TASK BRIEF:
Restate the full listing word for word and leave the pictures out.

[Collected data entries]
-*-*-

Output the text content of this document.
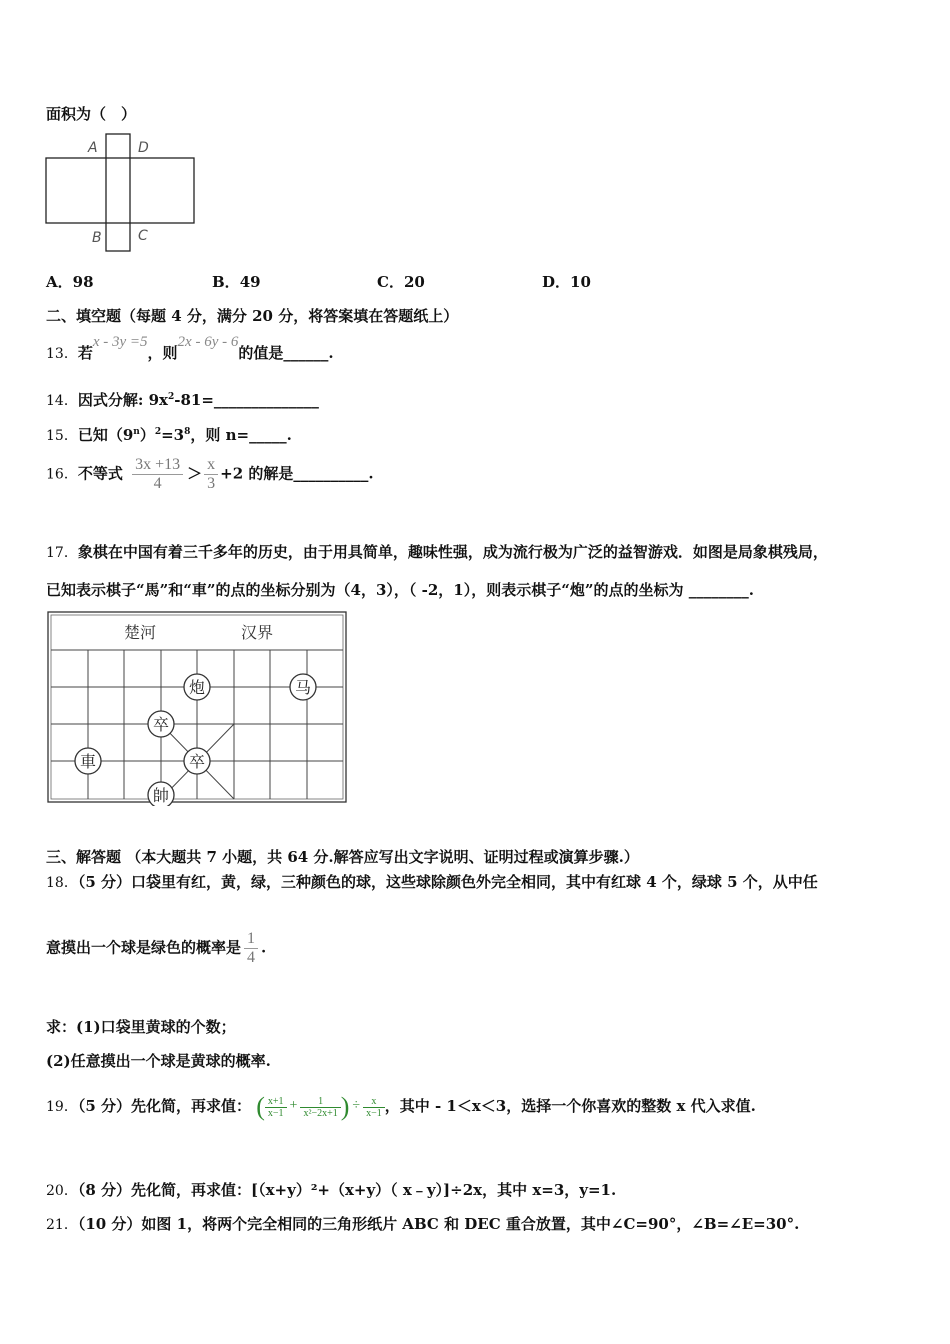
面积为（　）
A	D
B	C
A．98	B．49	C．20	D．10
二、填空题（每题 4 分，满分 20 分，将答案填在答题纸上）
13．若x - 3y =5，则2x - 6y - 6的值是______.
14．因式分解: $9x^2-81=\_\_\_\_\_\_\_\_\_\_\_\_\_\_$
15．已知$(9^n)^2=3^8$，则 n=_____.
16．不等式 $\frac{3x +13}{4} > \frac{x}{3} +2$ 的解是__________.
17．象棋在中国有着三千多年的历史，由于用具简单，趣味性强，成为流行极为广泛的益智游戏．如图是局象棋残局，
已知表示棋子“馬”和“車”的点的坐标分别为（4，3），（ -2，1），则表示棋子“炮”的点的坐标为 ________.
楚河	汉界
炮	马
卒
卒
車
帥
三、解答题 （本大题共 7 小题，共 64 分.解答应写出文字说明、证明过程或演算步骤.）
18．（5 分）口袋里有红，黄，绿，三种颜色的球，这些球除颜色外完全相同，其中有红球 4 个，绿球 5 个，从中任
意摸出一个球是绿色的概率是 $\frac{1}{4}$ .
求：(1)口袋里黄球的个数；
(2)任意摸出一个球是黄球的概率.
19．（5 分）先化简，再求值： ( $\frac{x+1}{x-1} + \frac{1}{\text{x²−2x+1}}$ ) ÷ $\frac{x}{x-1}$ ，其中 - 1＜x＜3，选择一个你喜欢的整数 x 代入求值.
20．（8 分）先化简，再求值：[（x+y）²+（x+y）（ x﹣y）]÷2x，其中 x=3，y=1.
21．（10 分）如图 1，将两个完全相同的三角形纸片 ABC 和 DEC 重合放置，其中∠C=90°，∠B=∠E=30°.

-*-*-

ANSWER TO THE TASK:
Output the text content of this document.
面积为（　）
A	D
B	C
A．98	B．49	C．20	D．10
二、填空题（每题 4 分，满分 20 分，将答案填在答题纸上）
13．若x - 3y =5，则2x - 6y - 6的值是______.
14．因式分解: $9x^2-81=\_\_\_\_\_\_\_\_\_\_\_\_\_\_$
15．已知$(9^n)^2=3^8$，则 n=_____.
16．不等式 $\frac{3x +13}{4} > \frac{x}{3} +2$ 的解是__________.
17．象棋在中国有着三千多年的历史，由于用具简单，趣味性强，成为流行极为广泛的益智游戏．如图是局象棋残局，
已知表示棋子“馬”和“車”的点的坐标分别为（4，3），（ -2，1），则表示棋子“炮”的点的坐标为 ________.
楚河	汉界
炮	马
卒
卒
車
帥
三、解答题 （本大题共 7 小题，共 64 分.解答应写出文字说明、证明过程或演算步骤.）
18．（5 分）口袋里有红，黄，绿，三种颜色的球，这些球除颜色外完全相同，其中有红球 4 个，绿球 5 个，从中任
意摸出一个球是绿色的概率是 $\frac{1}{4}$ .
求：(1)口袋里黄球的个数；
(2)任意摸出一个球是黄球的概率.
19．（5 分）先化简，再求值： ( $\frac{x+1}{x-1} + \frac{1}{\text{x²−2x+1}}$ ) ÷ $\frac{x}{x-1}$ ，其中 - 1＜x＜3，选择一个你喜欢的整数 x 代入求值.
20．（8 分）先化简，再求值：[（x+y）²+（x+y）（ x﹣y）]÷2x，其中 x=3，y=1.
21．（10 分）如图 1，将两个完全相同的三角形纸片 ABC 和 DEC 重合放置，其中∠C=90°，∠B=∠E=30°.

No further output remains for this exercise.